▸ Written request:
Send back the entries below exactly as they appear.

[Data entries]
============================================================
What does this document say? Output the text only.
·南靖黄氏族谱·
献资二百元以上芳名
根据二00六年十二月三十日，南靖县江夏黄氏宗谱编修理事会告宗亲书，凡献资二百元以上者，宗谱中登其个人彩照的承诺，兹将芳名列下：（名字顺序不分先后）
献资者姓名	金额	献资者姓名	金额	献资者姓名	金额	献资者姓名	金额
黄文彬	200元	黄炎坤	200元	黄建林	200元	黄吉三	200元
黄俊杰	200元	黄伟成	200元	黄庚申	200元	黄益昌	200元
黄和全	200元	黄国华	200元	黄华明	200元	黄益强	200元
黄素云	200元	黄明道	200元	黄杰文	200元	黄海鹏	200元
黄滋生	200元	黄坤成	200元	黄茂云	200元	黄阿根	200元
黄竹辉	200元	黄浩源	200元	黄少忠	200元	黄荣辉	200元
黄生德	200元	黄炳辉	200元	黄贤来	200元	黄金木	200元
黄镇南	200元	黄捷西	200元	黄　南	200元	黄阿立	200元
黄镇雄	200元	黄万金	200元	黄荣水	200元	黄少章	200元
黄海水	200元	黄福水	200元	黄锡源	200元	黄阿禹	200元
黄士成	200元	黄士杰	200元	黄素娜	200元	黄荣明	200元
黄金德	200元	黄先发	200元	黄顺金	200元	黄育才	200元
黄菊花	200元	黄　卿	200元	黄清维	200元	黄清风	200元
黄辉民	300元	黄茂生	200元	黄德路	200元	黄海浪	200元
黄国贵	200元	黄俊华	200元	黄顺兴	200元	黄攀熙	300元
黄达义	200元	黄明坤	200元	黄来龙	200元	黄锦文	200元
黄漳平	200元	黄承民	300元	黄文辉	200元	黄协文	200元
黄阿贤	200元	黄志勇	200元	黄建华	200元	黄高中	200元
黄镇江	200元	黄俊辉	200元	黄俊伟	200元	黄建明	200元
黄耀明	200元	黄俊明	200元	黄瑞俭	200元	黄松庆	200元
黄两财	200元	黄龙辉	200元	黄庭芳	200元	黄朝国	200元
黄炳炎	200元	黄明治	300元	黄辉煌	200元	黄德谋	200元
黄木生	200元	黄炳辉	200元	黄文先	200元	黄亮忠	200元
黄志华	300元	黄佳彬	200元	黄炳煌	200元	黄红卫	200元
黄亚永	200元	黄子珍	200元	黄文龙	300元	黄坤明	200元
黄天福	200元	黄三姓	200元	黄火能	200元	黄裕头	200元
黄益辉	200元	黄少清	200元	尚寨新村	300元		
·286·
============================================================
▸ Exercise solution:
What does this document say? Output the text only.
·南靖黄氏族谱·
献资二百元以上芳名
根据二00六年十二月三十日，南靖县江夏黄氏宗谱编修理事会告宗亲书，凡献资二百元以上者，宗谱中登其个人彩照的承诺，兹将芳名列下：（名字顺序不分先后）
献资者姓名	金额	献资者姓名	金额	献资者姓名	金额	献资者姓名	金额
黄文彬	200元	黄炎坤	200元	黄建林	200元	黄吉三	200元
黄俊杰	200元	黄伟成	200元	黄庚申	200元	黄益昌	200元
黄和全	200元	黄国华	200元	黄华明	200元	黄益强	200元
黄素云	200元	黄明道	200元	黄杰文	200元	黄海鹏	200元
黄滋生	200元	黄坤成	200元	黄茂云	200元	黄阿根	200元
黄竹辉	200元	黄浩源	200元	黄少忠	200元	黄荣辉	200元
黄生德	200元	黄炳辉	200元	黄贤来	200元	黄金木	200元
黄镇南	200元	黄捷西	200元	黄　南	200元	黄阿立	200元
黄镇雄	200元	黄万金	200元	黄荣水	200元	黄少章	200元
黄海水	200元	黄福水	200元	黄锡源	200元	黄阿禹	200元
黄士成	200元	黄士杰	200元	黄素娜	200元	黄荣明	200元
黄金德	200元	黄先发	200元	黄顺金	200元	黄育才	200元
黄菊花	200元	黄　卿	200元	黄清维	200元	黄清风	200元
黄辉民	300元	黄茂生	200元	黄德路	200元	黄海浪	200元
黄国贵	200元	黄俊华	200元	黄顺兴	200元	黄攀熙	300元
黄达义	200元	黄明坤	200元	黄来龙	200元	黄锦文	200元
黄漳平	200元	黄承民	300元	黄文辉	200元	黄协文	200元
黄阿贤	200元	黄志勇	200元	黄建华	200元	黄高中	200元
黄镇江	200元	黄俊辉	200元	黄俊伟	200元	黄建明	200元
黄耀明	200元	黄俊明	200元	黄瑞俭	200元	黄松庆	200元
黄两财	200元	黄龙辉	200元	黄庭芳	200元	黄朝国	200元
黄炳炎	200元	黄明治	300元	黄辉煌	200元	黄德谋	200元
黄木生	200元	黄炳辉	200元	黄文先	200元	黄亮忠	200元
黄志华	300元	黄佳彬	200元	黄炳煌	200元	黄红卫	200元
黄亚永	200元	黄子珍	200元	黄文龙	300元	黄坤明	200元
黄天福	200元	黄三姓	200元	黄火能	200元	黄裕头	200元
黄益辉	200元	黄少清	200元	尚寨新村	300元		
·286·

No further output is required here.